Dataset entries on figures
--

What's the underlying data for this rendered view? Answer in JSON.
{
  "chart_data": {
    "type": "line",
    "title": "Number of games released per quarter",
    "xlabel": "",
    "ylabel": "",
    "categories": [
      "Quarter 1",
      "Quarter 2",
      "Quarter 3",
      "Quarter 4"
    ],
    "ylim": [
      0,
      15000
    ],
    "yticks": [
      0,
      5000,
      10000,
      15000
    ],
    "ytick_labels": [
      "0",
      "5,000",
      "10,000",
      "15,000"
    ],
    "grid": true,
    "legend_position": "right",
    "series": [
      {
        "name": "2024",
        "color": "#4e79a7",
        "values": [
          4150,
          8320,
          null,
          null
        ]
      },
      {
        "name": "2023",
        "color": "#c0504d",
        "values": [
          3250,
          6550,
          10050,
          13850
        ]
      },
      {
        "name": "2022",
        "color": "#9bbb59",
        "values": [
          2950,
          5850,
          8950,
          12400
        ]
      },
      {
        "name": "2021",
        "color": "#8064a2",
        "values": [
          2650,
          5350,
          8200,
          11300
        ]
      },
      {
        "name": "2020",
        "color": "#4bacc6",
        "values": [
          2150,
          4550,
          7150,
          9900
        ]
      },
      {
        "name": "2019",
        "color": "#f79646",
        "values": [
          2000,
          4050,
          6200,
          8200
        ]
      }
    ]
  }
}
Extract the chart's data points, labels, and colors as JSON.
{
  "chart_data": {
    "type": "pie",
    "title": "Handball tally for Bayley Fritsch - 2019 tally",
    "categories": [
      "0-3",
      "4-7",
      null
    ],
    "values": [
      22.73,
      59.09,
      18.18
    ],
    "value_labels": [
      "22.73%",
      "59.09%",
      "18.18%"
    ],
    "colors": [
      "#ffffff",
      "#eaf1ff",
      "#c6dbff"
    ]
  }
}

--

EXERCISE: Return a copy of every line that includes the word "title".

EXERCISE RESULT:
    "title": "Number of games released per quarter",
    "title": "Handball tally for Bayley Fritsch - 2019 tally",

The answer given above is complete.